### Short problem:
Here are some records; return them all exactly.

### Material shown:
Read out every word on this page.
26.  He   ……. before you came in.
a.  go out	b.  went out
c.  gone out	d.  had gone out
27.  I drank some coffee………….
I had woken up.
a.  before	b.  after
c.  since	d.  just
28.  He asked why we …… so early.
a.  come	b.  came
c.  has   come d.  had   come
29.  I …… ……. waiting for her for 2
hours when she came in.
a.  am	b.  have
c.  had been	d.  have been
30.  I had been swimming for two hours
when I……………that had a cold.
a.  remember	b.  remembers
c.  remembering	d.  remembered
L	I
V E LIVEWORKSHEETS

### The output:
Read out every word on this page.
26.  He   ……. before you came in.
a.  go out	b.  went out
c.  gone out	d.  had gone out
27.  I drank some coffee………….
I had woken up.
a.  before	b.  after
c.  since	d.  just
28.  He asked why we …… so early.
a.  come	b.  came
c.  has   come d.  had   come
29.  I …… ……. waiting for her for 2
hours when she came in.
a.  am	b.  have
c.  had been	d.  have been
30.  I had been swimming for two hours
when I……………that had a cold.
a.  remember	b.  remembers
c.  remembering	d.  remembered
L	I
V E LIVEWORKSHEETS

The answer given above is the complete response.